* _Excerpt_:
* Start *
It seems like what he's doing is giving his followers the go ahead to be as hateful & belligerent as they want, to believe whatever freakishly insane and fascist lying conspiracy theory ideas they want to, and then he's allowing them to act on those feelings and beliefs. Telling them it's ok to feel that way and think that way, and that it's time to take the gloves off, he's letting them off their chains, he's 'freeing' them to act -- act like nazis. And it's exhilarating to them.

March 29, 2016

The accomodation that Zubik is attacking now was actually USED to justify the 5-4 Hobby Lobby

decision by the 5 member conservative majority.

"The debate was important because it cut to the heart of what the conservative majority promised in their 2014 Hobby Lobby decision, the last Supreme Court challenge concerning Obamacare’s contraceptive regulations. The 5-4 decision saying certain for-profits didn't have to cover birth control pointed to the very accommodation for religious nonprofits that the nonprofits are objecting to now.

“The effect of the HHS-created accommodation on the women employed by Hobby Lobby and the other companies involved in these cases would be precisely zero,” Alito wrote then."

http://talkingpointsmemo.com/dc/scotus-zubik-healthcare


Now the same rightwing court members (minus Scalia) are lining up to mad-dog that accomodation with unknowledgeable pot shots. So they used it as an excuse for their abysmal Hobby Lobby decision, saying 'see, our ruling won't hurt anything, because there's this HHS accomodation'. Now that they rammed Hobby Lobby through with those specious arguments, they suddenly don't know why the accomodation should even exist. Apparently, in their mind, it existed only to justify their Hobby Lobby ruling.

March 27, 2016

What 'Democrats for dRumpf'?

Here's a nice piece of hopeful analysis, from Josh M Marshall's blog, telling us about the fake idea that dRumpf will appeal broadly to low income resentful whites. It has some not-pie-in-the-sky, useful reality-based data observations, which refutes the mass media's pretense that the moderate income white American electorate will switch in embittered droves to the gop's far-right candidate:

http://talkingpointsmemo.com/edblog/trump-reshuffling-the-deck

excerpt

" We can see from the polls and the rallies that Trump draws heavily from the white middle and working classes. A more specific marker is voters who do and don't have a college degree. But this isn't 1950 or 1965. The vast majority of those people are already Republican voters, if not always registered Republicans.

Here's the more operative question: if we're using the stereotype of 'white working class' voters, how many white working class voters do you think Trump will pull in the general election who voted for Obama in 2008 and 2012? That second part of the equation is the critical one. Because if it's voters who were already in the Republican column it doesn't really matter in terms of reevaluating the 2000-2012 era electoral map. (Democrats would certainly love to get back some of those white voters; but that's a different question.) My gut sense is that the Obama '08, '12/Trump '16 number is pretty small. Maybe extremely small. If nothing else that hunch is backed up by a lot of highly suggestive if not dispositive polling data.

Let's consider some data.

In 2012, Mitt Romney won 59% of the white vote to Obama's 39%. And he lost. (In 2008, with McCain, it was 55% to 43%.) The most notable number is that Trump currently seems to be substantially underperforming that number. An ABC/Washington Post poll from early March found that Trump was winning white voters by a margin of 49% to 40% against Clinton. That's definitely winning the white vote. But it is not even close to the margin Mitt Romney got and still lost.
* End *
* _Raw data_:
* Start *
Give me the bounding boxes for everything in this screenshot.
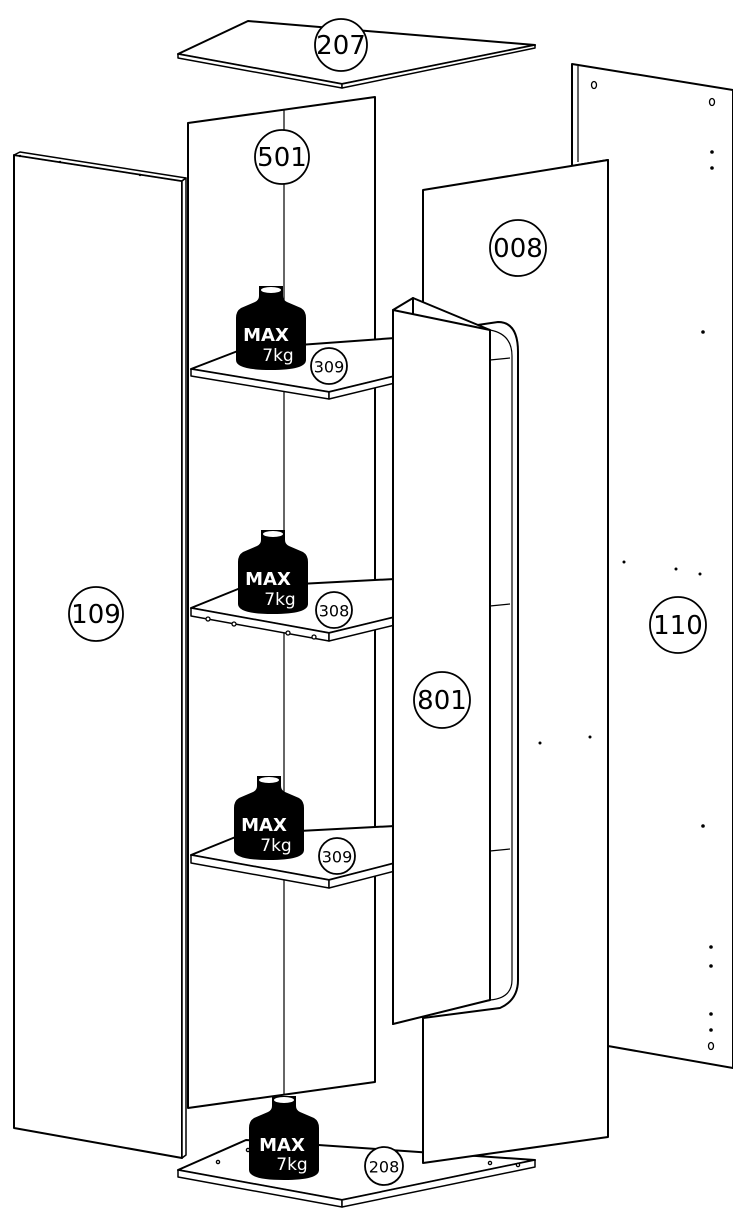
* End *
* _What the task requires_:
Please continue the political blog excerpt about Trump and white voters above, starting right after its last sentence.

* _The response_:
That number alone, if it holds up at all, should stop a lot of the 'reshuffling the deck' thinking in its tracks. That theory posits a sort of Braveheart-esque raging last gasp of white people putting Trump over the top. But at least at the moment, he's doing dramatically worse among whites than either of the last two guys who lost. That is, to put it mildly, a big problem for Trump.

The truth is that Trump would not only need to win dramatically more white voters than Romney (who lost); he'd need to expand the white electorate. Indeed, this claim comes up again and again. Trump, we're told, can motivate demoralized white voters who haven't voted recently or ever. But as Romney campaign strategist Stuart Stevens notes, this is fantasy. There aren't any missing white voters. The voting rate among whites has been going up like other demographic subgroups in recent years. There just aren't any missing ones out there, unless you opt for heroic/unicorn theories of turnout. "


This isn't to say that we shouldn't take dRumpf or any other far right creep nominee seriously. But this piece struck me as important and positive because though I've been paying attention to the unusual deference to (and shilling on behalf of) dRumpf by the media, I hadn't been seeing through the scary threatening bogeyman the same media was crafting about 'the massive legion' of angry white disaffected Americans who were going to put the dRumpenfuhrer over the top. The same media who's dishonestly pushing him is also dishonestly lying about demographics, in order to push him. It's 2 + 2, and I had been misreading it.

On an unrelated note, the blog's Tierney Sneed has been turning in some fantastic, very enjoyable reporting on TPM for a while now, and I just wanted to mention how good both her info and style are.

March 25, 2016

We're on very different wave-lengths, here.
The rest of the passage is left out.